=== EXERCISE ===
Copy the data precisely, character for character, and leave out every picture.

++++++++++++++++++++

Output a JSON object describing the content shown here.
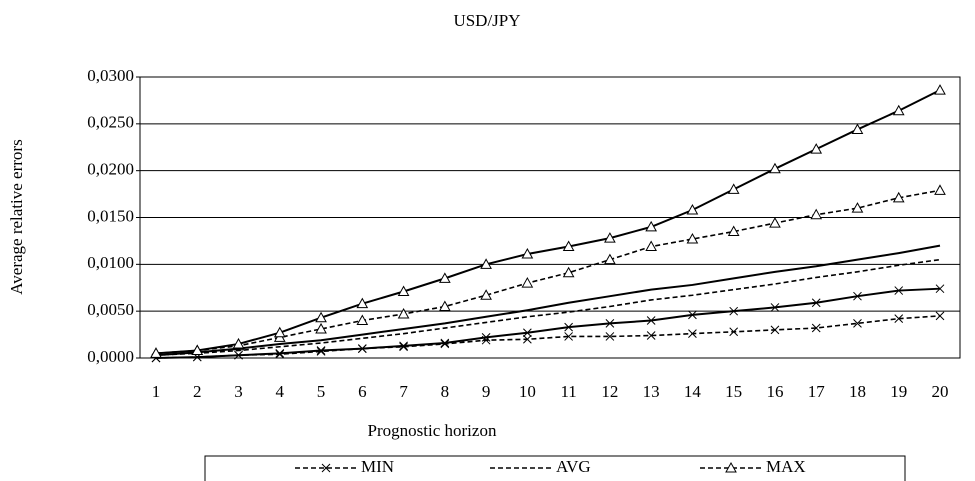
{
  "chart_data": {
    "type": "line",
    "title": "USD/JPY",
    "x_label": "Prognostic horizon",
    "y_label": "Average relative errors",
    "categories": [
      "1",
      "2",
      "3",
      "4",
      "5",
      "6",
      "7",
      "8",
      "9",
      "10",
      "11",
      "12",
      "13",
      "14",
      "15",
      "16",
      "17",
      "18",
      "19",
      "20"
    ],
    "ylim": [
      0,
      0.03
    ],
    "yticks": [
      {
        "value": 0,
        "label": "0,0000"
      },
      {
        "value": 0.005,
        "label": "0,0050"
      },
      {
        "value": 0.01,
        "label": "0,0100"
      },
      {
        "value": 0.015,
        "label": "0,0150"
      },
      {
        "value": 0.02,
        "label": "0,0200"
      },
      {
        "value": 0.025,
        "label": "0,0250"
      },
      {
        "value": 0.03,
        "label": "0,0300"
      }
    ],
    "grid": true,
    "series": [
      {
        "name": "MIN",
        "color": "#000000",
        "style": "dashed",
        "marker": "x",
        "values": [
          0.0,
          0.0001,
          0.0003,
          0.0004,
          0.0007,
          0.001,
          0.0012,
          0.0015,
          0.0019,
          0.002,
          0.0023,
          0.0023,
          0.0024,
          0.0026,
          0.0028,
          0.003,
          0.0032,
          0.0037,
          0.0042,
          0.0045
        ]
      },
      {
        "name": "AVG",
        "color": "#000000",
        "style": "dashed",
        "marker": "none",
        "values": [
          0.0003,
          0.0005,
          0.0008,
          0.0012,
          0.0016,
          0.0021,
          0.0026,
          0.0032,
          0.0038,
          0.0044,
          0.0049,
          0.0055,
          0.0062,
          0.0067,
          0.0073,
          0.0079,
          0.0086,
          0.0092,
          0.0099,
          0.0105
        ]
      },
      {
        "name": "MAX",
        "color": "#000000",
        "style": "dashed",
        "marker": "triangle",
        "values": [
          0.0005,
          0.0008,
          0.0013,
          0.0022,
          0.0031,
          0.004,
          0.0047,
          0.0055,
          0.0067,
          0.008,
          0.0091,
          0.0105,
          0.0119,
          0.0127,
          0.0135,
          0.0144,
          0.0153,
          0.016,
          0.0171,
          0.0179
        ]
      },
      {
        "color": "#000000",
        "style": "solid",
        "marker": "x",
        "values": [
          0.0,
          0.0001,
          0.0003,
          0.0005,
          0.0008,
          0.001,
          0.0013,
          0.0016,
          0.0022,
          0.0027,
          0.0033,
          0.0037,
          0.004,
          0.0046,
          0.005,
          0.0054,
          0.0059,
          0.0066,
          0.0072,
          0.0074
        ]
      },
      {
        "color": "#000000",
        "style": "solid",
        "marker": "none",
        "values": [
          0.0003,
          0.0006,
          0.001,
          0.0015,
          0.0019,
          0.0025,
          0.0031,
          0.0037,
          0.0044,
          0.0051,
          0.0059,
          0.0066,
          0.0073,
          0.0078,
          0.0085,
          0.0092,
          0.0098,
          0.0105,
          0.0112,
          0.012
        ]
      },
      {
        "color": "#000000",
        "style": "solid",
        "marker": "triangle",
        "values": [
          0.0005,
          0.0008,
          0.0015,
          0.0027,
          0.0043,
          0.0058,
          0.0071,
          0.0085,
          0.01,
          0.0111,
          0.0119,
          0.0128,
          0.014,
          0.0158,
          0.018,
          0.0202,
          0.0223,
          0.0244,
          0.0264,
          0.0286
        ]
      }
    ]
  }
}
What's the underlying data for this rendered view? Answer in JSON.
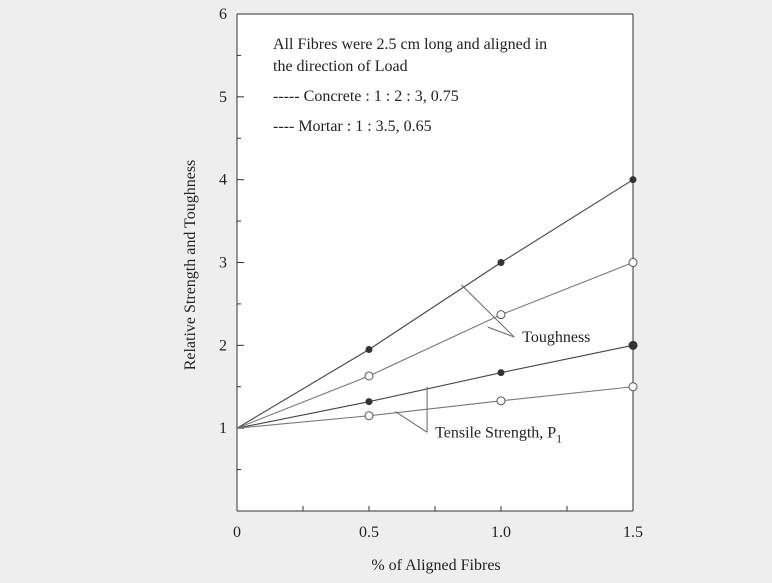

++++++++++++++++++++

=== SOLUTION TO THE EXERCISE ===
Output a JSON object describing the content shown here.
{
  "chart_data": {
    "type": "line",
    "title": "USD/JPY",
    "x_label": "Prognostic horizon",
    "y_label": "Average relative errors",
    "categories": [
      "1",
      "2",
      "3",
      "4",
      "5",
      "6",
      "7",
      "8",
      "9",
      "10",
      "11",
      "12",
      "13",
      "14",
      "15",
      "16",
      "17",
      "18",
      "19",
      "20"
    ],
    "ylim": [
      0,
      0.03
    ],
    "yticks": [
      {
        "value": 0,
        "label": "0,0000"
      },
      {
        "value": 0.005,
        "label": "0,0050"
      },
      {
        "value": 0.01,
        "label": "0,0100"
      },
      {
        "value": 0.015,
        "label": "0,0150"
      },
      {
        "value": 0.02,
        "label": "0,0200"
      },
      {
        "value": 0.025,
        "label": "0,0250"
      },
      {
        "value": 0.03,
        "label": "0,0300"
      }
    ],
    "grid": true,
    "series": [
      {
        "name": "MIN",
        "color": "#000000",
        "style": "dashed",
        "marker": "x",
        "values": [
          0.0,
          0.0001,
          0.0003,
          0.0004,
          0.0007,
          0.001,
          0.0012,
          0.0015,
          0.0019,
          0.002,
          0.0023,
          0.0023,
          0.0024,
          0.0026,
          0.0028,
          0.003,
          0.0032,
          0.0037,
          0.0042,
          0.0045
        ]
      },
      {
        "name": "AVG",
        "color": "#000000",
        "style": "dashed",
        "marker": "none",
        "values": [
          0.0003,
          0.0005,
          0.0008,
          0.0012,
          0.0016,
          0.0021,
          0.0026,
          0.0032,
          0.0038,
          0.0044,
          0.0049,
          0.0055,
          0.0062,
          0.0067,
          0.0073,
          0.0079,
          0.0086,
          0.0092,
          0.0099,
          0.0105
        ]
      },
      {
        "name": "MAX",
        "color": "#000000",
        "style": "dashed",
        "marker": "triangle",
        "values": [
          0.0005,
          0.0008,
          0.0013,
          0.0022,
          0.0031,
          0.004,
          0.0047,
          0.0055,
          0.0067,
          0.008,
          0.0091,
          0.0105,
          0.0119,
          0.0127,
          0.0135,
          0.0144,
          0.0153,
          0.016,
          0.0171,
          0.0179
        ]
      },
      {
        "color": "#000000",
        "style": "solid",
        "marker": "x",
        "values": [
          0.0,
          0.0001,
          0.0003,
          0.0005,
          0.0008,
          0.001,
          0.0013,
          0.0016,
          0.0022,
          0.0027,
          0.0033,
          0.0037,
          0.004,
          0.0046,
          0.005,
          0.0054,
          0.0059,
          0.0066,
          0.0072,
          0.0074
        ]
      },
      {
        "color": "#000000",
        "style": "solid",
        "marker": "none",
        "values": [
          0.0003,
          0.0006,
          0.001,
          0.0015,
          0.0019,
          0.0025,
          0.0031,
          0.0037,
          0.0044,
          0.0051,
          0.0059,
          0.0066,
          0.0073,
          0.0078,
          0.0085,
          0.0092,
          0.0098,
          0.0105,
          0.0112,
          0.012
        ]
      },
      {
        "color": "#000000",
        "style": "solid",
        "marker": "triangle",
        "values": [
          0.0005,
          0.0008,
          0.0015,
          0.0027,
          0.0043,
          0.0058,
          0.0071,
          0.0085,
          0.01,
          0.0111,
          0.0119,
          0.0128,
          0.014,
          0.0158,
          0.018,
          0.0202,
          0.0223,
          0.0244,
          0.0264,
          0.0286
        ]
      }
    ]
  }
}
What's the underlying data for this rendered view? Answer in JSON.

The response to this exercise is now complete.